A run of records
"""
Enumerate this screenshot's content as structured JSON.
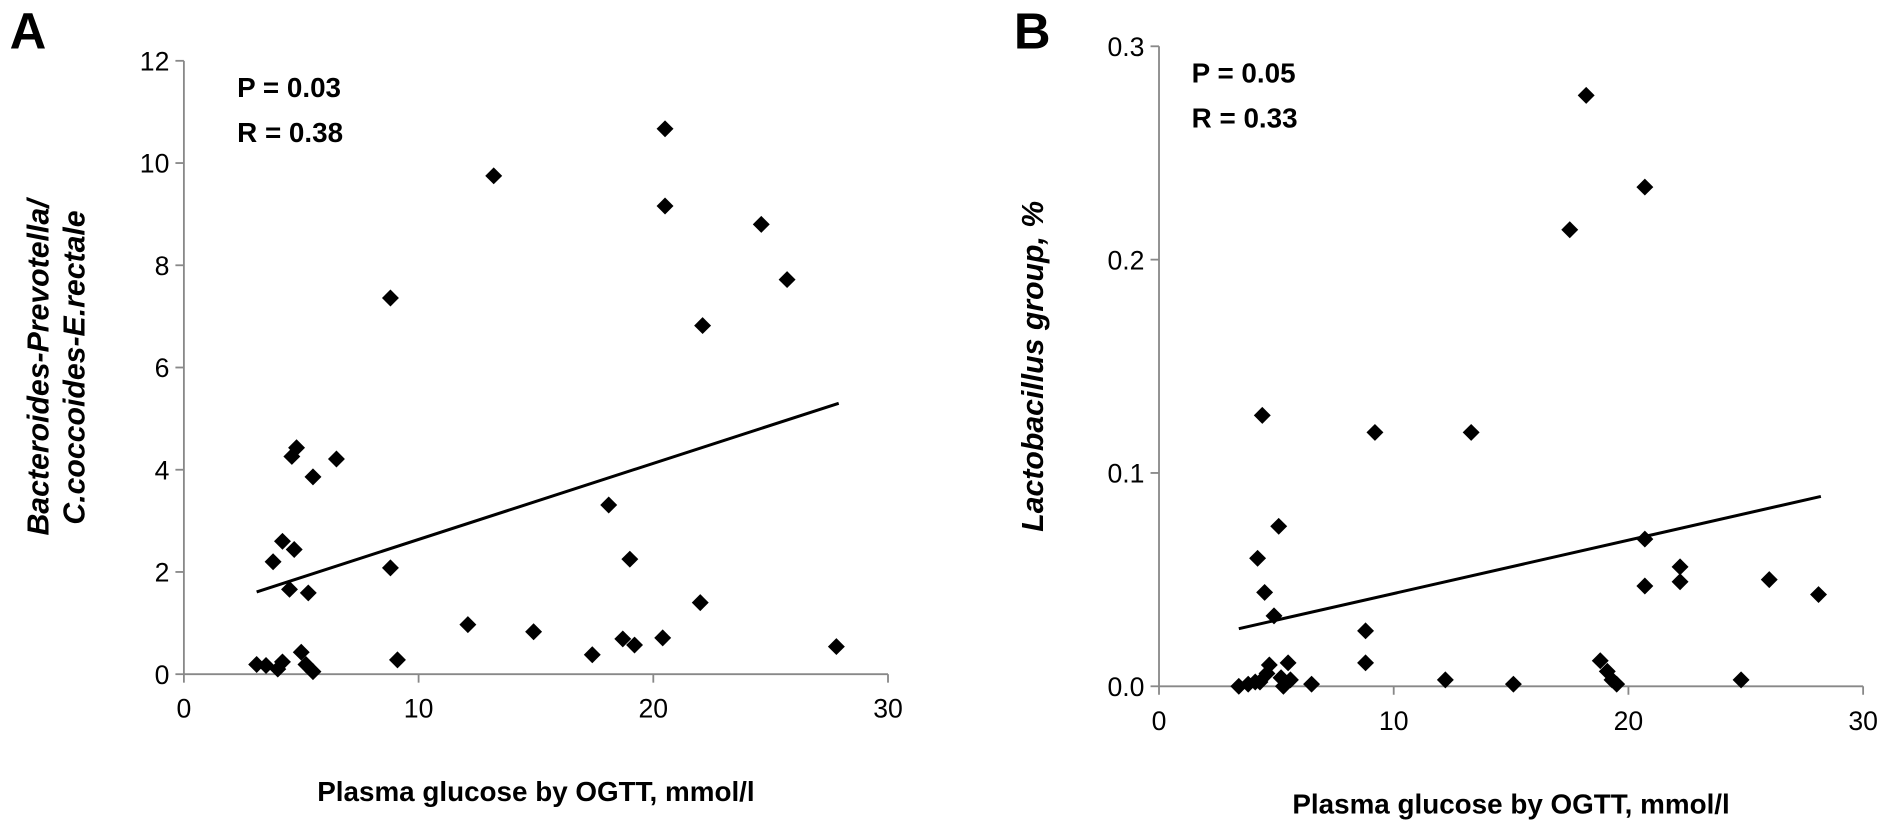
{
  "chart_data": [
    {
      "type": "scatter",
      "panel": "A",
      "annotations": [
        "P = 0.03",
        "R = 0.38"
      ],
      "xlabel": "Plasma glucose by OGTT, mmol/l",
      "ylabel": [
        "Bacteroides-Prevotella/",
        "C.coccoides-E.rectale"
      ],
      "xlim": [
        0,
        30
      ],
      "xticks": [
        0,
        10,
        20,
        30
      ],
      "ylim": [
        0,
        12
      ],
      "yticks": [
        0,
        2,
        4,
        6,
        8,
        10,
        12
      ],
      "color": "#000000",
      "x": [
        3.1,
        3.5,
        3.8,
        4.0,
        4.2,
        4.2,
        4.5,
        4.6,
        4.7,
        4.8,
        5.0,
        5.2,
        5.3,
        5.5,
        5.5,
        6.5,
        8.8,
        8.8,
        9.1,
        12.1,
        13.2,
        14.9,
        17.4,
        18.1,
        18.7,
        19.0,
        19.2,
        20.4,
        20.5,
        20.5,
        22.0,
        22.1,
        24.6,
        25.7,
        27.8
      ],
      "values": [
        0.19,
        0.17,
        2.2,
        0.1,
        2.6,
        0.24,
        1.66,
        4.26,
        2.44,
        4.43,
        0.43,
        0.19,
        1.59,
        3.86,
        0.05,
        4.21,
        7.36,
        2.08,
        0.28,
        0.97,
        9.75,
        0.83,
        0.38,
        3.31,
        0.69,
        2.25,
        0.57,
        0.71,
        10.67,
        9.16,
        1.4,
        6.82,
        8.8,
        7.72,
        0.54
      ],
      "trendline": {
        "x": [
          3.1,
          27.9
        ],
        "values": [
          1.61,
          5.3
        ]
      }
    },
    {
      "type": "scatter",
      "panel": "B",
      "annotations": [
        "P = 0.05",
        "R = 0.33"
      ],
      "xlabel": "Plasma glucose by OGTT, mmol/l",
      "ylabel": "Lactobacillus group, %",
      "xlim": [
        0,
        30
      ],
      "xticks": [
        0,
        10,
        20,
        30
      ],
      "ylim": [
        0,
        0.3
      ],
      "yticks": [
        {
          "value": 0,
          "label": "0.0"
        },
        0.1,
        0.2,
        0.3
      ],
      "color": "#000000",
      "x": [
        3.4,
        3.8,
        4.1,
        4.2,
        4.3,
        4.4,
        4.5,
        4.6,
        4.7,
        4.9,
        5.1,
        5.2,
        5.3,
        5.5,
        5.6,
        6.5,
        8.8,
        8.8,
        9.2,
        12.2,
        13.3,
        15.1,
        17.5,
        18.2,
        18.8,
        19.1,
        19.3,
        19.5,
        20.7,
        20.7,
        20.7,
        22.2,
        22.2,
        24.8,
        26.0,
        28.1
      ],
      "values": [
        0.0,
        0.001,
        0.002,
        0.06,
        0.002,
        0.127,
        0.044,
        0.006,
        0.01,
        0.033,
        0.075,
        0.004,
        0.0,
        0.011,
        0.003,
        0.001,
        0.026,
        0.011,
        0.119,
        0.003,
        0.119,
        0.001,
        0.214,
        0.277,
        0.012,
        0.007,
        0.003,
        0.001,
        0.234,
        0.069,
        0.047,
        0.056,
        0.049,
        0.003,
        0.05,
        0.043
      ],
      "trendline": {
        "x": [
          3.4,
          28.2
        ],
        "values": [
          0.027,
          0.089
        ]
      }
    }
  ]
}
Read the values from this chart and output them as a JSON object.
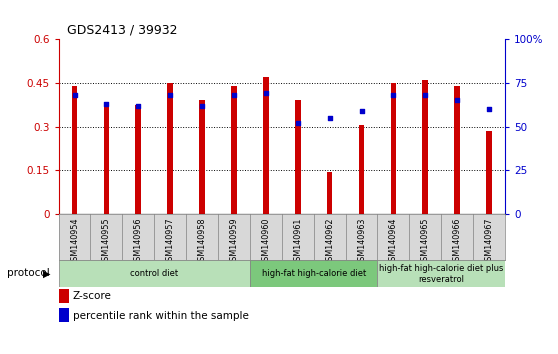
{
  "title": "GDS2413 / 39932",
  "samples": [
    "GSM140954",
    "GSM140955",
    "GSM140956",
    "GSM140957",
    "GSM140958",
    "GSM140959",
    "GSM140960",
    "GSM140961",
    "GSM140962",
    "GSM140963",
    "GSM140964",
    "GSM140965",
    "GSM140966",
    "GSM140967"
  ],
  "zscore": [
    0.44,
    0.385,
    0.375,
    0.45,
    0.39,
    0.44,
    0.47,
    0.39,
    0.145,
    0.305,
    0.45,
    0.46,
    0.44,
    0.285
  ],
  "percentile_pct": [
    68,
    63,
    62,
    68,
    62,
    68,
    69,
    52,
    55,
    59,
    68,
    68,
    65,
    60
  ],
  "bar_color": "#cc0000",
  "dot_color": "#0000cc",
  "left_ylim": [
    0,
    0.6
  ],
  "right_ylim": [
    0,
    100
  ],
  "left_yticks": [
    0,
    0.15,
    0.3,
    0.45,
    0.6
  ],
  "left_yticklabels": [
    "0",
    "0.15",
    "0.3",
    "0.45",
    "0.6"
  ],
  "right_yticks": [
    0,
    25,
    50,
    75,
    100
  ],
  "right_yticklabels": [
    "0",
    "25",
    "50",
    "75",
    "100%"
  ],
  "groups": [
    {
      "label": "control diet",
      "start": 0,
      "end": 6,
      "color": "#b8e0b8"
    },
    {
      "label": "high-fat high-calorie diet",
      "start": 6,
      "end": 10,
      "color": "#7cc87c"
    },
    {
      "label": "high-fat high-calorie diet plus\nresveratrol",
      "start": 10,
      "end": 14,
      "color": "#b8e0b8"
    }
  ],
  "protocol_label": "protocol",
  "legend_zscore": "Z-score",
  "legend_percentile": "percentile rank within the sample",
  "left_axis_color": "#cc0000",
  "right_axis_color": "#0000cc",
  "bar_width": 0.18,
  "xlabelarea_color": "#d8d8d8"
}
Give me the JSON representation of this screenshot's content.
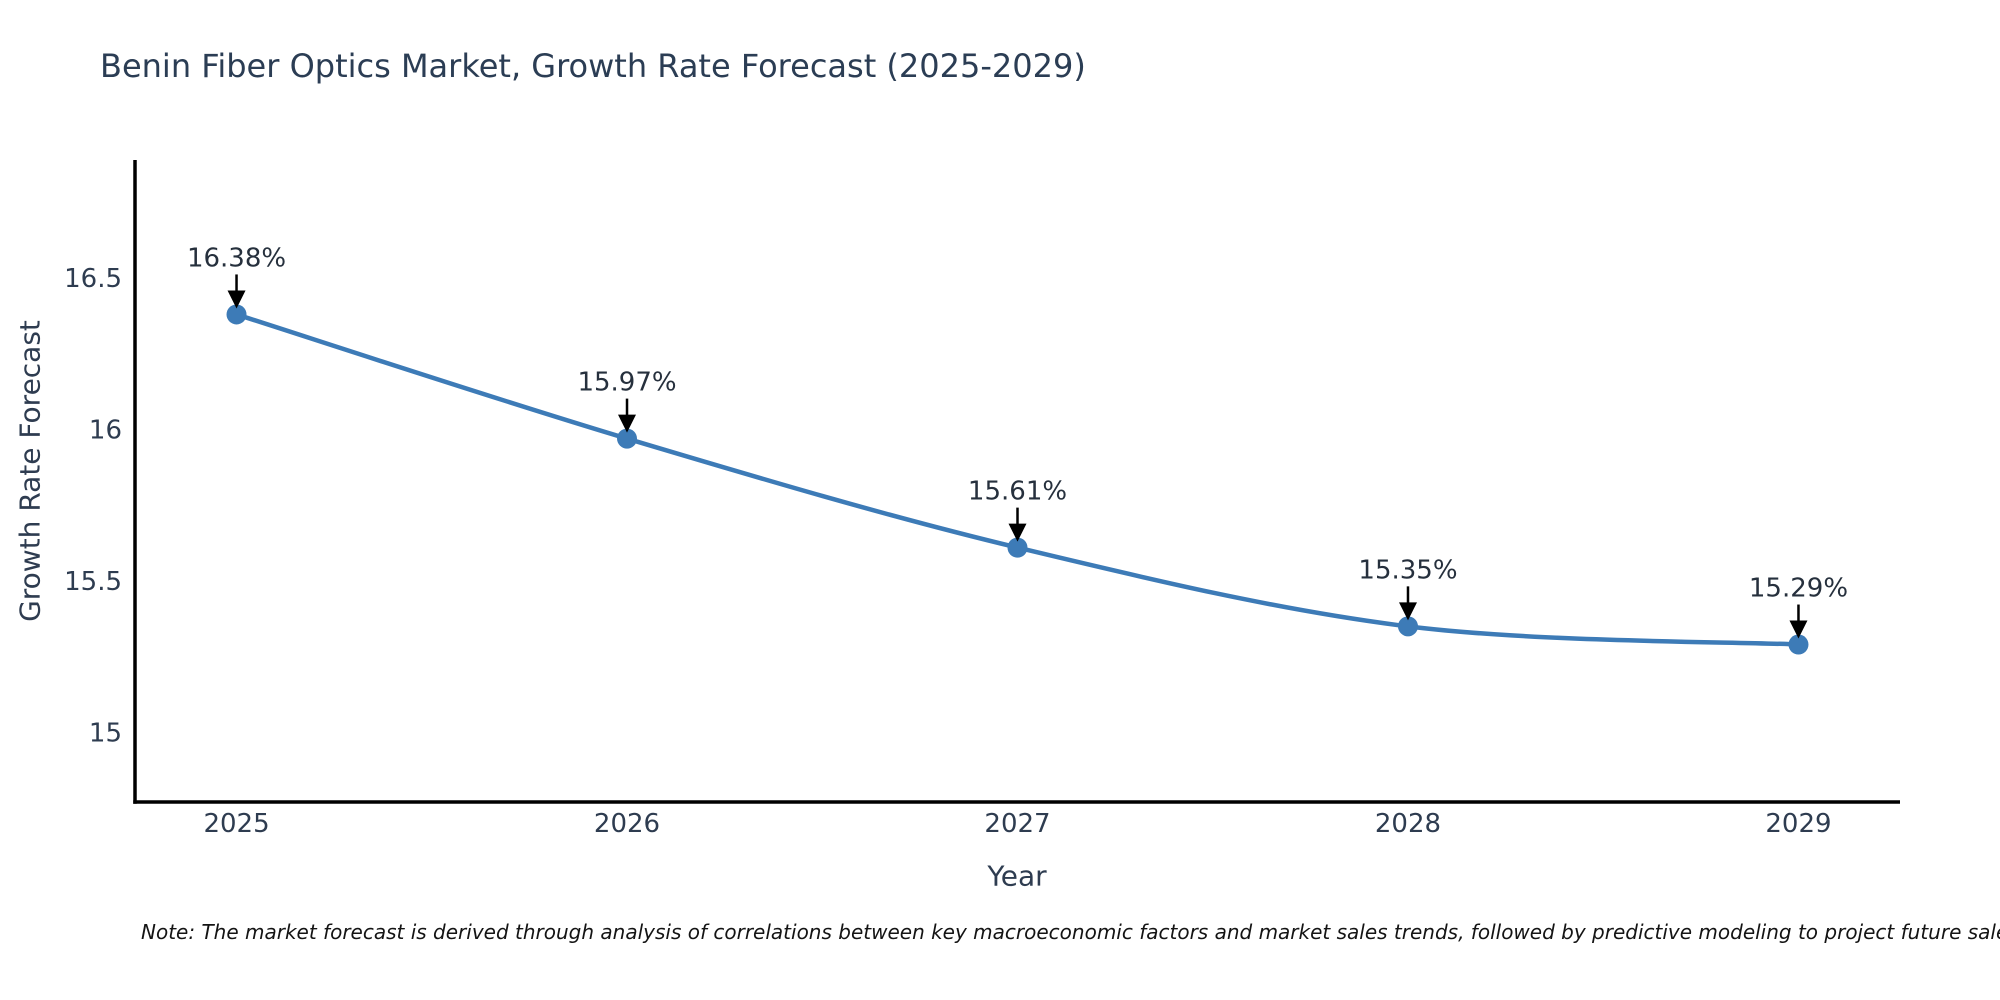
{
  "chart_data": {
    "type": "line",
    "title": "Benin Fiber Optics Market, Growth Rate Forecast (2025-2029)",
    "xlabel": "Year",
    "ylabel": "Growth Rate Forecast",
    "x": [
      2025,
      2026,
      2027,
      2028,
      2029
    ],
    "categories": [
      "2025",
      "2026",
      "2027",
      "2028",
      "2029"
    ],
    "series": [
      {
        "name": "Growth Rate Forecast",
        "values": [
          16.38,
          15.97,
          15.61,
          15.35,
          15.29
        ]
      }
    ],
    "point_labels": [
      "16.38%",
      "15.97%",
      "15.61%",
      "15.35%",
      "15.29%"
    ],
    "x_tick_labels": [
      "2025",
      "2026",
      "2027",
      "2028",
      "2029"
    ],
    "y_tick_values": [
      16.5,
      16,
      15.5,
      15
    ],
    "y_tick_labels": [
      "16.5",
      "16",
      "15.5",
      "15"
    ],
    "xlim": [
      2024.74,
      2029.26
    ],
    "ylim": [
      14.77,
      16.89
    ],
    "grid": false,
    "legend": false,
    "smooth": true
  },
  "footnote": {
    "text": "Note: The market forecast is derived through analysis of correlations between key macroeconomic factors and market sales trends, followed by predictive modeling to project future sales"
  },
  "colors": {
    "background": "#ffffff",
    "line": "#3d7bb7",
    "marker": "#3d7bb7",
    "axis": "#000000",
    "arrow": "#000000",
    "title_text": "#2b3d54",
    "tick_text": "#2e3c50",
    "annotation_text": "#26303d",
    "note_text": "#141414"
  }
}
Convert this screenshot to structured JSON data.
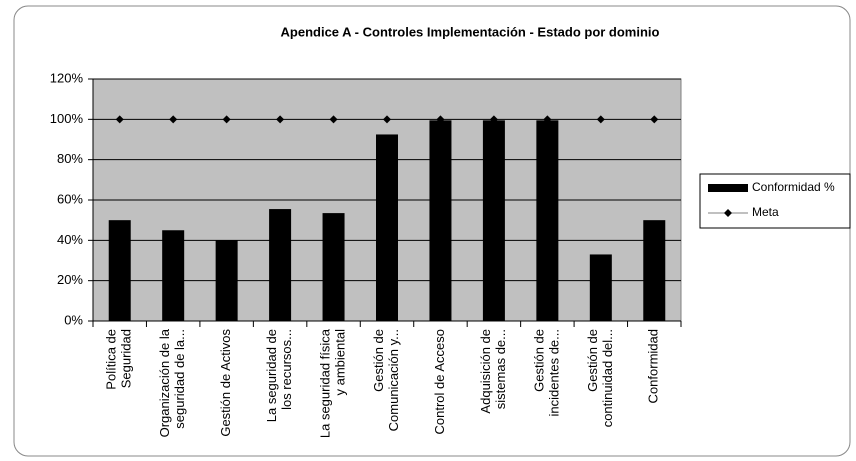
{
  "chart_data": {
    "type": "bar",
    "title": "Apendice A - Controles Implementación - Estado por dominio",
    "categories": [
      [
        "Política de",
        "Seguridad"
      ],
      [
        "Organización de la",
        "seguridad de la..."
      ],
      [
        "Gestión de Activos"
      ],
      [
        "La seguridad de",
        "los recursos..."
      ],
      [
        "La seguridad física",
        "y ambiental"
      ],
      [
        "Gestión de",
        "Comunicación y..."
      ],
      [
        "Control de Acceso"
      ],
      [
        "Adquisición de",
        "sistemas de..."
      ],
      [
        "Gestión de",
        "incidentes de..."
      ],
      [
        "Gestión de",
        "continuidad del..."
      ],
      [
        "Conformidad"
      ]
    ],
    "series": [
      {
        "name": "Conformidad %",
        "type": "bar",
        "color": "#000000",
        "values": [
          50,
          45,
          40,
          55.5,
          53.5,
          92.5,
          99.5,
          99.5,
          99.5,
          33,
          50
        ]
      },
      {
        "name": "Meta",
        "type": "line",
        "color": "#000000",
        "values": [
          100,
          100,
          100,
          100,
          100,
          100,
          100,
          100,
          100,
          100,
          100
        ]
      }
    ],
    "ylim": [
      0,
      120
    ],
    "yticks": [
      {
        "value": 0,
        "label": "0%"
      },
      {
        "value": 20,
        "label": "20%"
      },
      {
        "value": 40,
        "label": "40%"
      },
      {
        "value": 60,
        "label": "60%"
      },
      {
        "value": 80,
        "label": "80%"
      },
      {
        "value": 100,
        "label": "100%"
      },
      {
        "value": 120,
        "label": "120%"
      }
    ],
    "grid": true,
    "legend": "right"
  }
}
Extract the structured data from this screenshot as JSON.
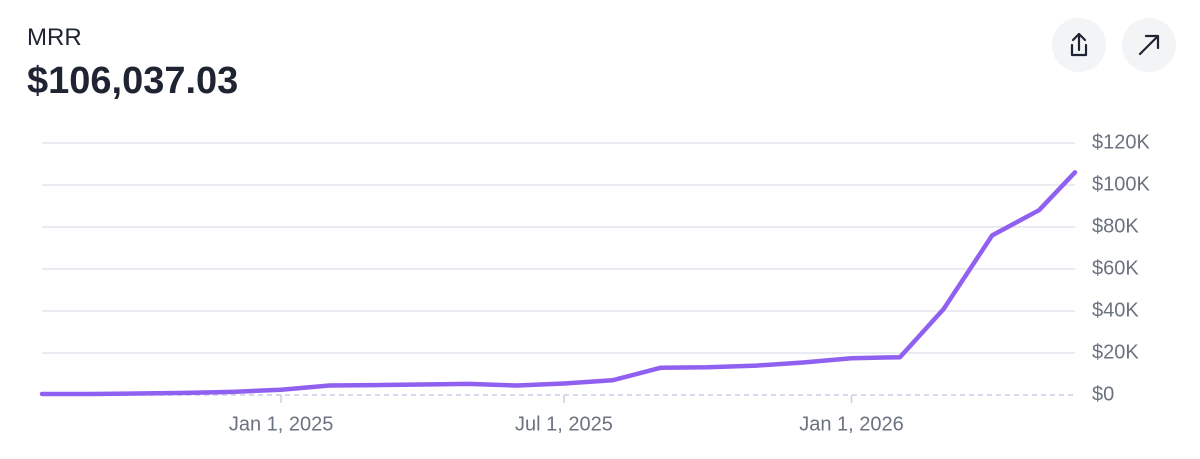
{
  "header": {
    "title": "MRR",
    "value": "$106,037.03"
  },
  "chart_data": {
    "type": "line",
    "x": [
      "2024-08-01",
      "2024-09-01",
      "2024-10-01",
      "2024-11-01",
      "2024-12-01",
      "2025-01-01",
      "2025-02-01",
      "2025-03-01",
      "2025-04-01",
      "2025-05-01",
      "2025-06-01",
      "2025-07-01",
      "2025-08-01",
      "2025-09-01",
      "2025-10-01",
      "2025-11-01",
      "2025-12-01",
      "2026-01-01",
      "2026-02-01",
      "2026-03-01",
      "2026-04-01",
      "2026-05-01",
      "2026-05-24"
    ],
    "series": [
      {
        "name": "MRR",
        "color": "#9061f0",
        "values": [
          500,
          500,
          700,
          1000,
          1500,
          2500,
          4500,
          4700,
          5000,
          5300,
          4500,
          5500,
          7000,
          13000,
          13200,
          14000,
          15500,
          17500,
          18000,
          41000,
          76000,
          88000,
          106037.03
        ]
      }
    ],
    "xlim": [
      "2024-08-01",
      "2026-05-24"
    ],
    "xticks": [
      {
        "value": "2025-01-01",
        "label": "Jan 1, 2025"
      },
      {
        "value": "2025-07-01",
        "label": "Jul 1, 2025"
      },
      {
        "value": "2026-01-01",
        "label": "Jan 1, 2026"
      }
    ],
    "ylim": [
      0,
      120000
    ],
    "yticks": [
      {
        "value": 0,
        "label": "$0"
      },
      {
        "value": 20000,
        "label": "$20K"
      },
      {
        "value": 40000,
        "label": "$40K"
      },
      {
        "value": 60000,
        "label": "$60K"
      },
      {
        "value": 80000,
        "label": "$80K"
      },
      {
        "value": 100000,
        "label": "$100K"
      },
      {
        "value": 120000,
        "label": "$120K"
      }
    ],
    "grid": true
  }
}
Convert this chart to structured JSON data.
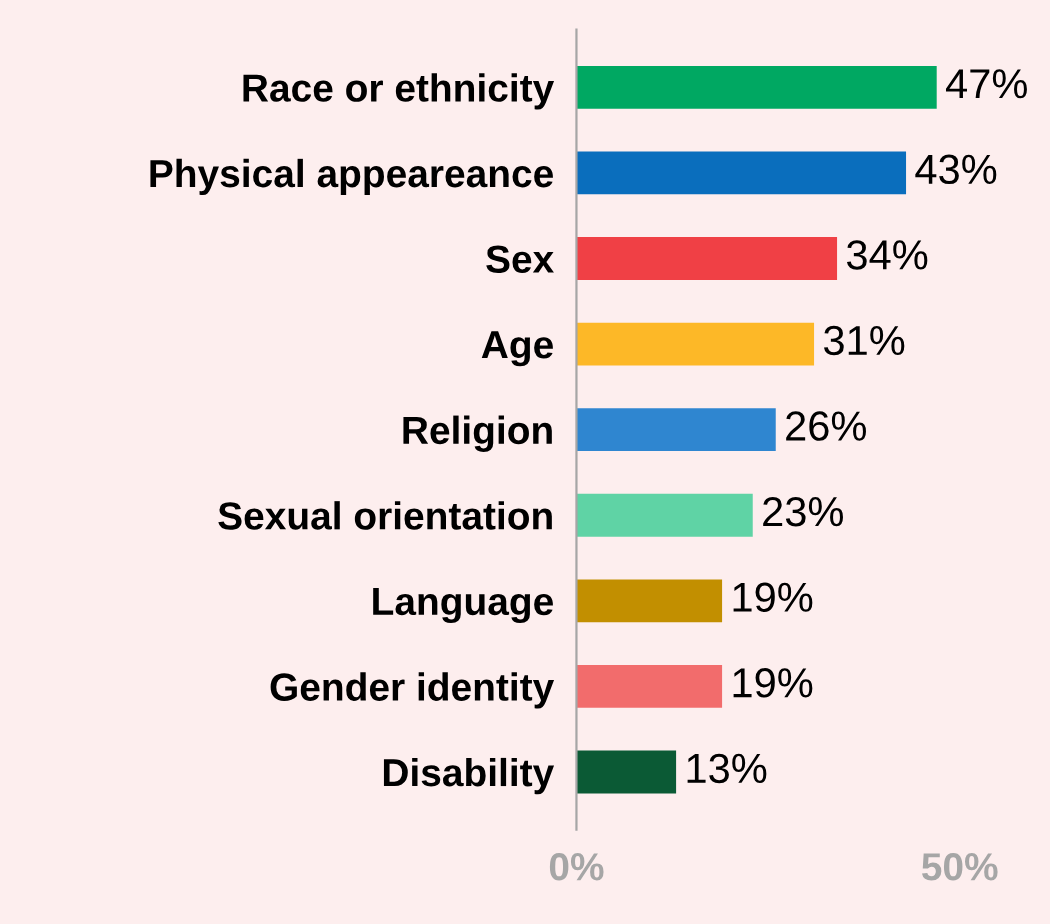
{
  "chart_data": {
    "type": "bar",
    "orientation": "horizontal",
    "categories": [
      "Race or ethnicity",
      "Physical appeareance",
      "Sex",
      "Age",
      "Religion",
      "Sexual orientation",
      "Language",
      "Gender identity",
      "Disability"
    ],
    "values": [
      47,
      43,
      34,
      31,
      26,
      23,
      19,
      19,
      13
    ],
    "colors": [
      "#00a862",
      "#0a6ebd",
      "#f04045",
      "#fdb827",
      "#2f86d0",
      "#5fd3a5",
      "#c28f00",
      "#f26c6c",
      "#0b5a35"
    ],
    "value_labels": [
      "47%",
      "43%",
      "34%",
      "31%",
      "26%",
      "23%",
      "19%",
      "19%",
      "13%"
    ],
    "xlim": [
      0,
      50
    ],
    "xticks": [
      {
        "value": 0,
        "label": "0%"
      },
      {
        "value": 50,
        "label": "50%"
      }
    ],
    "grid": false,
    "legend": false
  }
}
"""
What you need to do ::
Beginning with the line that contains "Convert this chart to structured JSON data." and ending with the last line of the data above, output those lines exactly and nothing more, without any pictures.

Final result ::
Convert this chart to structured JSON data.
{
  "chart_data": {
    "type": "bar",
    "orientation": "horizontal",
    "categories": [
      "Race or ethnicity",
      "Physical appeareance",
      "Sex",
      "Age",
      "Religion",
      "Sexual orientation",
      "Language",
      "Gender identity",
      "Disability"
    ],
    "values": [
      47,
      43,
      34,
      31,
      26,
      23,
      19,
      19,
      13
    ],
    "colors": [
      "#00a862",
      "#0a6ebd",
      "#f04045",
      "#fdb827",
      "#2f86d0",
      "#5fd3a5",
      "#c28f00",
      "#f26c6c",
      "#0b5a35"
    ],
    "value_labels": [
      "47%",
      "43%",
      "34%",
      "31%",
      "26%",
      "23%",
      "19%",
      "19%",
      "13%"
    ],
    "xlim": [
      0,
      50
    ],
    "xticks": [
      {
        "value": 0,
        "label": "0%"
      },
      {
        "value": 50,
        "label": "50%"
      }
    ],
    "grid": false,
    "legend": false
  }
}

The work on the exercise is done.